>> start
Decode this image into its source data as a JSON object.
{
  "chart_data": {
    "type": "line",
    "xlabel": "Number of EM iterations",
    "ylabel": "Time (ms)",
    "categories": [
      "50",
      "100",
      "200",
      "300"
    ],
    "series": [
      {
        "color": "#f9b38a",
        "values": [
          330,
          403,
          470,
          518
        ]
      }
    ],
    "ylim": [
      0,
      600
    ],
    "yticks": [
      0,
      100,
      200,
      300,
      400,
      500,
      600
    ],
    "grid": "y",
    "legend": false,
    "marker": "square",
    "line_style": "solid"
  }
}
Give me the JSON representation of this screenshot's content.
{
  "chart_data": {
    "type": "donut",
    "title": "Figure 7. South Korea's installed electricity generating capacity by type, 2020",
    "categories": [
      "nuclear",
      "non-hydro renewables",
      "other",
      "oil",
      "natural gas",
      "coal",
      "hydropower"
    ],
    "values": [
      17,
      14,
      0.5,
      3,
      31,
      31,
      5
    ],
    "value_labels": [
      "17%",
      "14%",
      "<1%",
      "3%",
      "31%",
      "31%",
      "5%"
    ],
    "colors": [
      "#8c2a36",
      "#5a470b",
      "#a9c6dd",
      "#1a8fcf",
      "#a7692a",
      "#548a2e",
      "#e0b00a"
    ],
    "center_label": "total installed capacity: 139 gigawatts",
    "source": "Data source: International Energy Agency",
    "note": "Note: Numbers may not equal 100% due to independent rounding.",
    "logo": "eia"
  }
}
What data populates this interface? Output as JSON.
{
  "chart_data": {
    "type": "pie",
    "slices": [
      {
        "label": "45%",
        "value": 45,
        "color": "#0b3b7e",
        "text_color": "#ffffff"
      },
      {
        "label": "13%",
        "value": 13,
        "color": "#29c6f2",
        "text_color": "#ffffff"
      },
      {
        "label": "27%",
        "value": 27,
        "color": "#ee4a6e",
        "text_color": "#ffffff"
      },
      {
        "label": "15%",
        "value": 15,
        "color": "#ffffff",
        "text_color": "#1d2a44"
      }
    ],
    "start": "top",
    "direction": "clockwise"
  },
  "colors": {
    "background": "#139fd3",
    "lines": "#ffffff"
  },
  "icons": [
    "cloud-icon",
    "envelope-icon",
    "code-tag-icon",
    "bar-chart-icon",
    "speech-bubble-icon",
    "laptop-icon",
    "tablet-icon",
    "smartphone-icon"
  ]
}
>> end
### WORK TO DO:
Gather each line from the listing above that holds "source".

### FULL OUTPUT:
Decode this image into its source data as a JSON object.
    "source": "Data source: International Energy Agency",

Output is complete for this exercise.